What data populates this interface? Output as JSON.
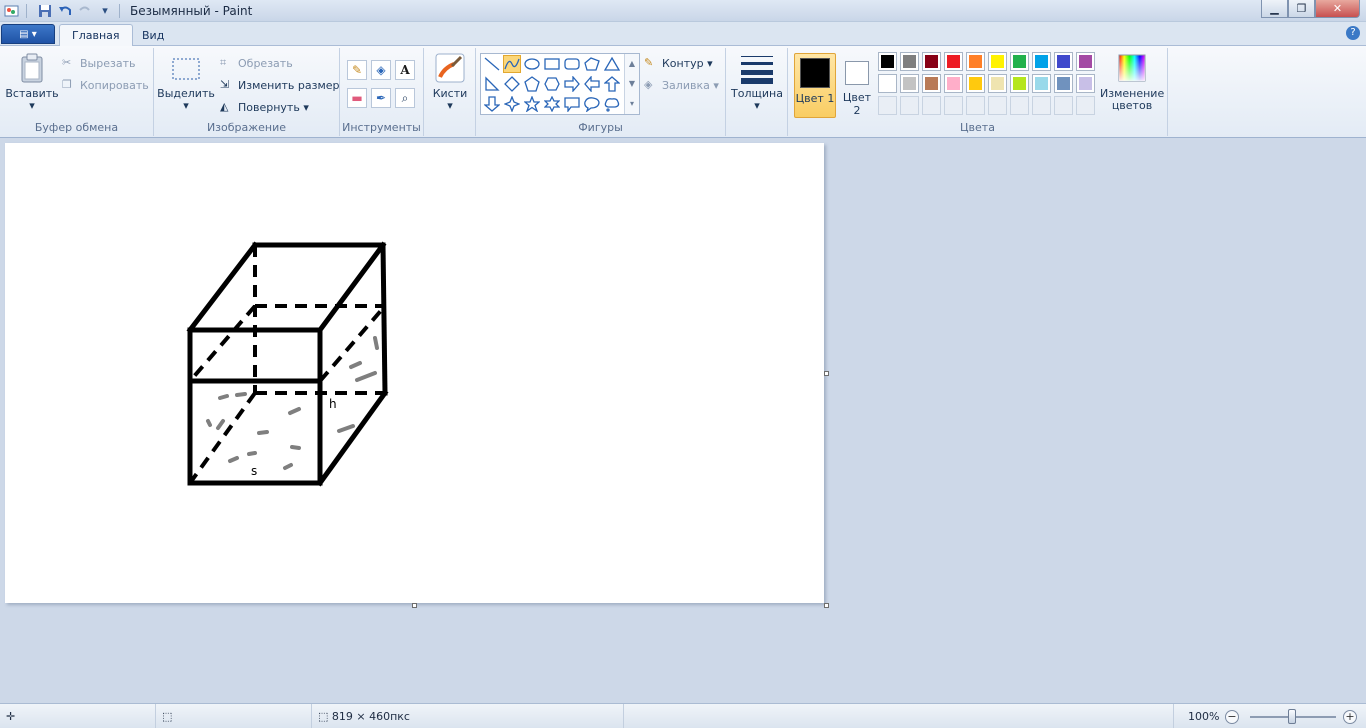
{
  "window": {
    "title": "Безымянный - Paint"
  },
  "tabs": {
    "home": "Главная",
    "view": "Вид"
  },
  "clipboard": {
    "paste": "Вставить",
    "cut": "Вырезать",
    "copy": "Копировать",
    "label": "Буфер обмена"
  },
  "image": {
    "select": "Выделить",
    "crop": "Обрезать",
    "resize": "Изменить размер",
    "rotate": "Повернуть",
    "label": "Изображение"
  },
  "tools": {
    "label": "Инструменты",
    "text_glyph": "A"
  },
  "brushes": {
    "label": "Кисти"
  },
  "shapes": {
    "outline": "Контур",
    "fill": "Заливка",
    "label": "Фигуры"
  },
  "size": {
    "label": "Толщина"
  },
  "colors": {
    "color1_label": "Цвет 1",
    "color2_label": "Цвет 2",
    "edit_label": "Изменение цветов",
    "label": "Цвета",
    "palette_row1": [
      "#000000",
      "#7f7f7f",
      "#880015",
      "#ed1c24",
      "#ff7f27",
      "#fff200",
      "#22b14c",
      "#00a2e8",
      "#3f48cc",
      "#a349a4"
    ],
    "palette_row2": [
      "#ffffff",
      "#c3c3c3",
      "#b97a57",
      "#ffaec9",
      "#ffc90e",
      "#efe4b0",
      "#b5e61d",
      "#99d9ea",
      "#7092be",
      "#c8bfe7"
    ]
  },
  "drawing": {
    "label_h": "h",
    "label_s": "s"
  },
  "status": {
    "canvas_size": "819 × 460пкс",
    "zoom": "100%"
  }
}
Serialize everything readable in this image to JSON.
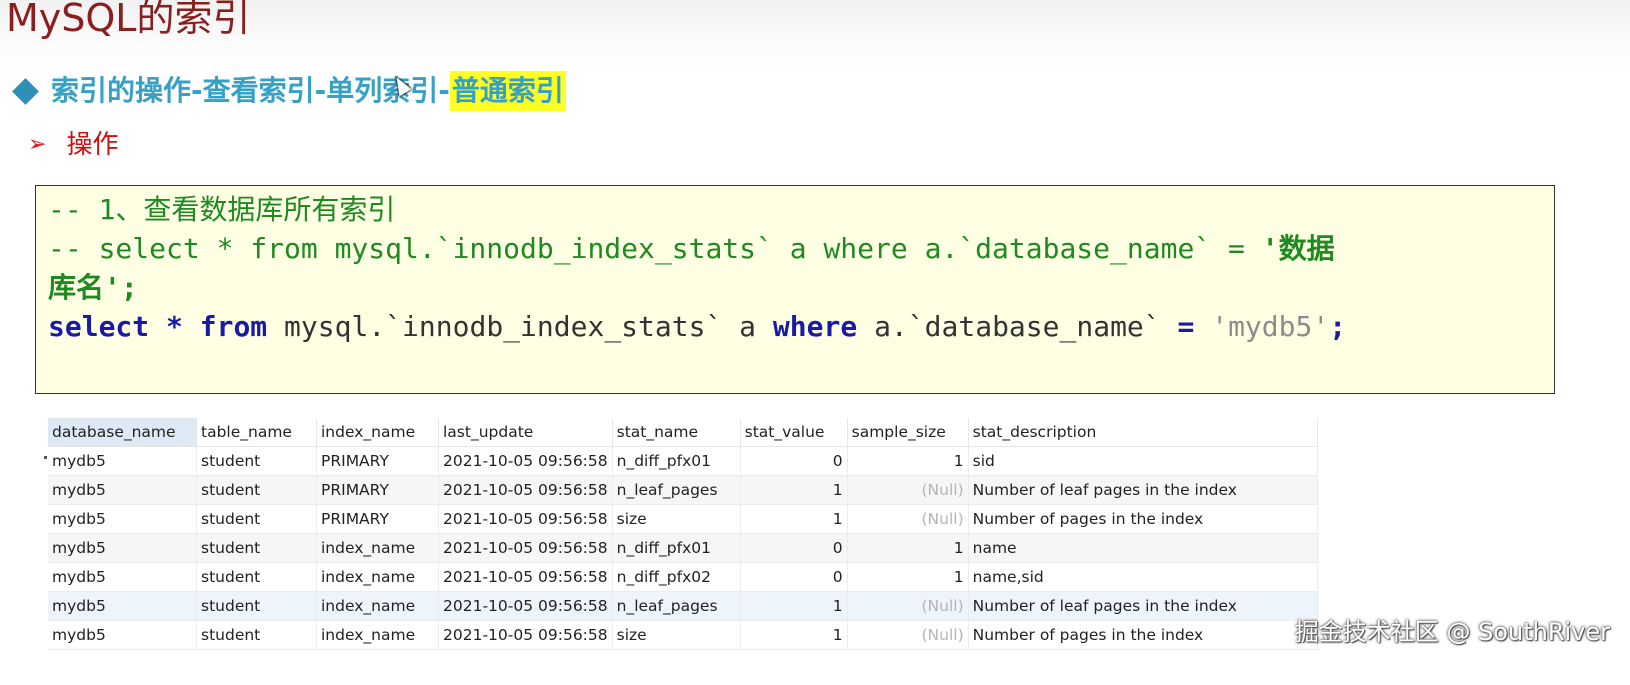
{
  "title": "MySQL的索引",
  "heading": {
    "text": "索引的操作-查看索引-单列索引-",
    "highlight": "普通索引"
  },
  "sub": {
    "arrow": "➢",
    "label": "操作"
  },
  "code": {
    "line1": "-- 1、查看数据库所有索引",
    "line2_a": "-- select * from mysql.`innodb_index_stats` a where a.`database_name` = ",
    "line2_b": "'数据",
    "line3": "库名';",
    "line4": {
      "kw_select": "select",
      "star": "*",
      "kw_from": "from",
      "table": "mysql.`innodb_index_stats` a",
      "kw_where": "where",
      "col": "a.`database_name`",
      "eq": "=",
      "value": "'mydb5'",
      "end": ";"
    }
  },
  "grid": {
    "columns": [
      "database_name",
      "table_name",
      "index_name",
      "last_update",
      "stat_name",
      "stat_value",
      "sample_size",
      "stat_description"
    ],
    "rows": [
      [
        "mydb5",
        "student",
        "PRIMARY",
        "2021-10-05 09:56:58",
        "n_diff_pfx01",
        "0",
        "1",
        "sid"
      ],
      [
        "mydb5",
        "student",
        "PRIMARY",
        "2021-10-05 09:56:58",
        "n_leaf_pages",
        "1",
        "(Null)",
        "Number of leaf pages in the index"
      ],
      [
        "mydb5",
        "student",
        "PRIMARY",
        "2021-10-05 09:56:58",
        "size",
        "1",
        "(Null)",
        "Number of pages in the index"
      ],
      [
        "mydb5",
        "student",
        "index_name",
        "2021-10-05 09:56:58",
        "n_diff_pfx01",
        "0",
        "1",
        "name"
      ],
      [
        "mydb5",
        "student",
        "index_name",
        "2021-10-05 09:56:58",
        "n_diff_pfx02",
        "0",
        "1",
        "name,sid"
      ],
      [
        "mydb5",
        "student",
        "index_name",
        "2021-10-05 09:56:58",
        "n_leaf_pages",
        "1",
        "(Null)",
        "Number of leaf pages in the index"
      ],
      [
        "mydb5",
        "student",
        "index_name",
        "2021-10-05 09:56:58",
        "size",
        "1",
        "(Null)",
        "Number of pages in the index"
      ]
    ]
  },
  "watermark": "掘金技术社区 @ SouthRiver",
  "colors": {
    "title": "#8a1f1f",
    "heading": "#35a1c7",
    "highlight": "#ffff24",
    "code_bg": "#ffffe4",
    "comment": "#1f8a1f",
    "keyword": "#1a1aa8"
  }
}
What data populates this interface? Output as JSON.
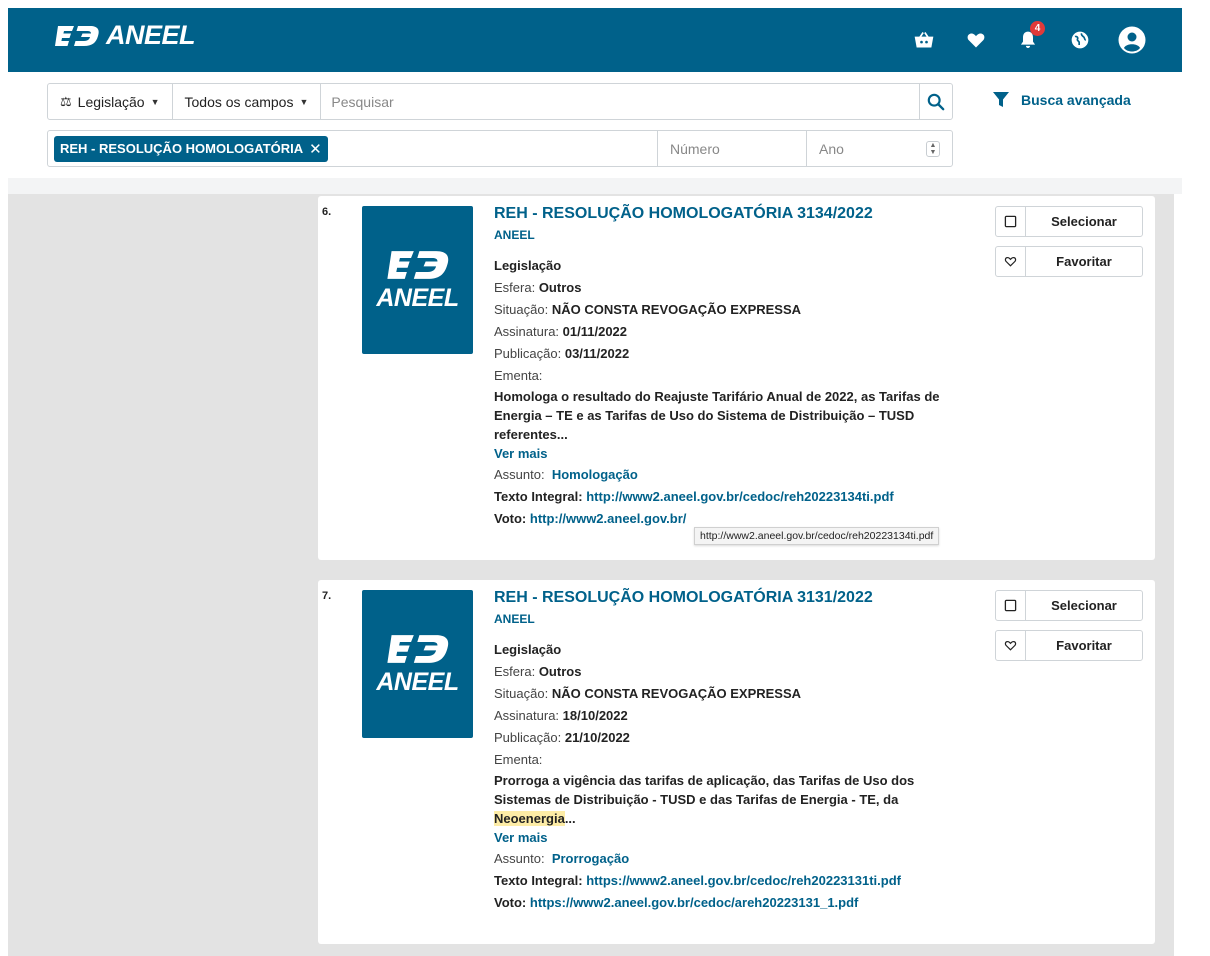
{
  "header": {
    "logo_text": "ANEEL",
    "notification_count": "4",
    "brand_color": "#00618a",
    "icons": [
      "basket-icon",
      "heart-icon",
      "bell-icon",
      "globe-icon",
      "user-avatar-icon"
    ]
  },
  "search": {
    "type_label": "Legislação",
    "field_label": "Todos os campos",
    "placeholder": "Pesquisar",
    "advanced_label": "Busca avançada"
  },
  "filter": {
    "chip_label": "REH - RESOLUÇÃO HOMOLOGATÓRIA",
    "numero_placeholder": "Número",
    "ano_placeholder": "Ano"
  },
  "results": [
    {
      "index": "6.",
      "thumb_text": "ANEEL",
      "title": "REH - RESOLUÇÃO HOMOLOGATÓRIA 3134/2022",
      "org": "ANEEL",
      "category": "Legislação",
      "esfera_label": "Esfera:",
      "esfera": "Outros",
      "situacao_label": "Situação:",
      "situacao": "NÃO CONSTA REVOGAÇÃO EXPRESSA",
      "assinatura_label": "Assinatura:",
      "assinatura": "01/11/2022",
      "publicacao_label": "Publicação:",
      "publicacao": "03/11/2022",
      "ementa_label": "Ementa:",
      "ementa_lines": [
        "Homologa o resultado do Reajuste Tarifário Anual de 2022, as Tarifas de",
        "Energia – TE e as Tarifas de Uso do Sistema de Distribuição – TUSD",
        "referentes..."
      ],
      "ver_mais": "Ver mais",
      "assunto_label": "Assunto:",
      "assunto": "Homologação",
      "texto_label": "Texto Integral:",
      "texto_url": "http://www2.aneel.gov.br/cedoc/reh20223134ti.pdf",
      "voto_label": "Voto:",
      "voto_url_visible": "http://www2.aneel.gov.br/",
      "tooltip": "http://www2.aneel.gov.br/cedoc/reh20223134ti.pdf",
      "select_label": "Selecionar",
      "favorite_label": "Favoritar"
    },
    {
      "index": "7.",
      "thumb_text": "ANEEL",
      "title": "REH - RESOLUÇÃO HOMOLOGATÓRIA 3131/2022",
      "org": "ANEEL",
      "category": "Legislação",
      "esfera_label": "Esfera:",
      "esfera": "Outros",
      "situacao_label": "Situação:",
      "situacao": "NÃO CONSTA REVOGAÇÃO EXPRESSA",
      "assinatura_label": "Assinatura:",
      "assinatura": "18/10/2022",
      "publicacao_label": "Publicação:",
      "publicacao": "21/10/2022",
      "ementa_label": "Ementa:",
      "ementa_lines": [
        "Prorroga a vigência das tarifas de aplicação, das Tarifas de Uso dos",
        "Sistemas de Distribuição - TUSD e das Tarifas de Energia - TE, da"
      ],
      "ementa_highlight": "Neoenergia",
      "ementa_tail": "...",
      "ver_mais": "Ver mais",
      "assunto_label": "Assunto:",
      "assunto": "Prorrogação",
      "texto_label": "Texto Integral:",
      "texto_url": "https://www2.aneel.gov.br/cedoc/reh20223131ti.pdf",
      "voto_label": "Voto:",
      "voto_url": "https://www2.aneel.gov.br/cedoc/areh20223131_1.pdf",
      "select_label": "Selecionar",
      "favorite_label": "Favoritar"
    }
  ]
}
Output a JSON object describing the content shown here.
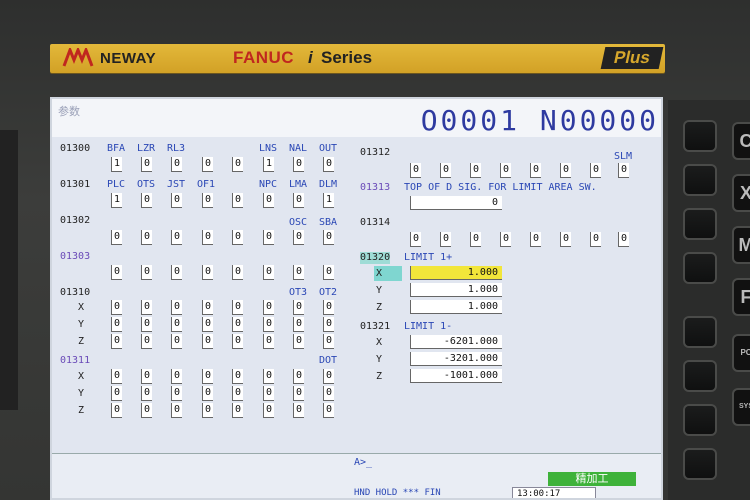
{
  "brand": {
    "line1": "NEWAY",
    "line2": "FANUC",
    "line3": "i",
    "line4": "Series",
    "plus": "Plus"
  },
  "screen": {
    "title": "参数",
    "program": "O0001 N00000",
    "params": [
      {
        "id": "01300",
        "bits": [
          "BFA",
          "LZR",
          "RL3",
          "",
          "",
          "LNS",
          "NAL",
          "OUT"
        ],
        "values": [
          "1",
          "0",
          "0",
          "0",
          "0",
          "1",
          "0",
          "0"
        ]
      },
      {
        "id": "01301",
        "bits": [
          "PLC",
          "OTS",
          "JST",
          "OF1",
          "",
          "NPC",
          "LMA",
          "DLM"
        ],
        "values": [
          "1",
          "0",
          "0",
          "0",
          "0",
          "0",
          "0",
          "1"
        ]
      },
      {
        "id": "01302",
        "bits": [
          "",
          "",
          "",
          "",
          "",
          "",
          "OSC",
          "SBA"
        ],
        "values": [
          "0",
          "0",
          "0",
          "0",
          "0",
          "0",
          "0",
          "0"
        ]
      },
      {
        "id": "01303",
        "bits": [
          "",
          "",
          "",
          "",
          "",
          "",
          "",
          ""
        ],
        "values": [
          "0",
          "0",
          "0",
          "0",
          "0",
          "0",
          "0",
          "0"
        ]
      }
    ],
    "p1310": {
      "id": "01310",
      "bits": [
        "OT3",
        "OT2"
      ],
      "axes": [
        "X",
        "Y",
        "Z"
      ],
      "rows": [
        [
          "0",
          "0",
          "0",
          "0",
          "0",
          "0",
          "0",
          "0"
        ],
        [
          "0",
          "0",
          "0",
          "0",
          "0",
          "0",
          "0",
          "0"
        ],
        [
          "0",
          "0",
          "0",
          "0",
          "0",
          "0",
          "0",
          "0"
        ]
      ]
    },
    "p1311": {
      "id": "01311",
      "bits": [
        "DOT"
      ],
      "axes": [
        "X",
        "Y",
        "Z"
      ],
      "rows": [
        [
          "0",
          "0",
          "0",
          "0",
          "0",
          "0",
          "0",
          "0"
        ],
        [
          "0",
          "0",
          "0",
          "0",
          "0",
          "0",
          "0",
          "0"
        ],
        [
          "0",
          "0",
          "0",
          "0",
          "0",
          "0",
          "0",
          "0"
        ]
      ]
    },
    "p1312": {
      "id": "01312",
      "bit": "SLM",
      "values": [
        "0",
        "0",
        "0",
        "0",
        "0",
        "0",
        "0",
        "0"
      ]
    },
    "p1313": {
      "id": "01313",
      "label": "TOP OF D SIG. FOR LIMIT AREA SW.",
      "value": "0"
    },
    "p1314": {
      "id": "01314",
      "values": [
        "0",
        "0",
        "0",
        "0",
        "0",
        "0",
        "0",
        "0"
      ]
    },
    "p1320": {
      "id": "01320",
      "label": "LIMIT 1+",
      "axes": [
        "X",
        "Y",
        "Z"
      ],
      "values": [
        "1.000",
        "1.000",
        "1.000"
      ]
    },
    "p1321": {
      "id": "01321",
      "label": "LIMIT 1-",
      "axes": [
        "X",
        "Y",
        "Z"
      ],
      "values": [
        "-6201.000",
        "-3201.000",
        "-1001.000"
      ]
    },
    "prompt": "A>_",
    "mode": "精加工",
    "status": "HND  HOLD *** FIN",
    "clock": "13:00:17"
  },
  "keys": {
    "k1": "C",
    "k2": "X",
    "k3": "M",
    "k4": "F",
    "k5": "PC",
    "k6": "SYS"
  },
  "colors": {
    "selected": "#f2e63a",
    "mode_bg": "#3eb23a",
    "program": "#2e3aa0"
  }
}
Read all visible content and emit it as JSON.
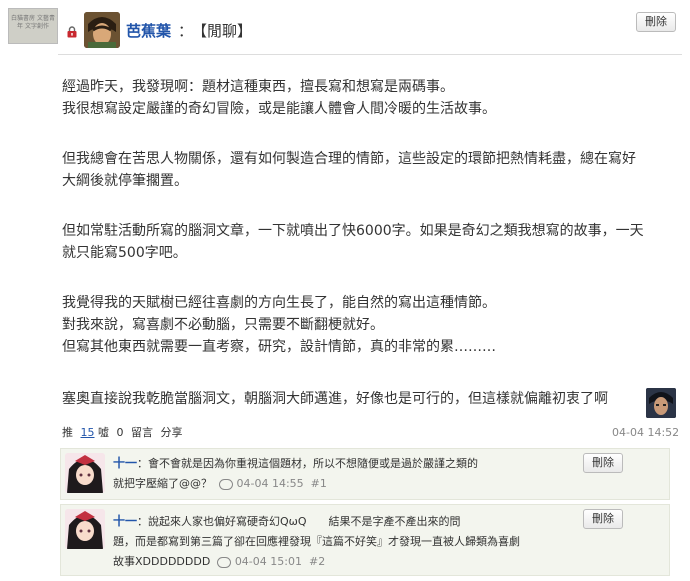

**What is expected:** Only the number is wanted: how many lines contain the string "Distribuição"?

**Task response:** 2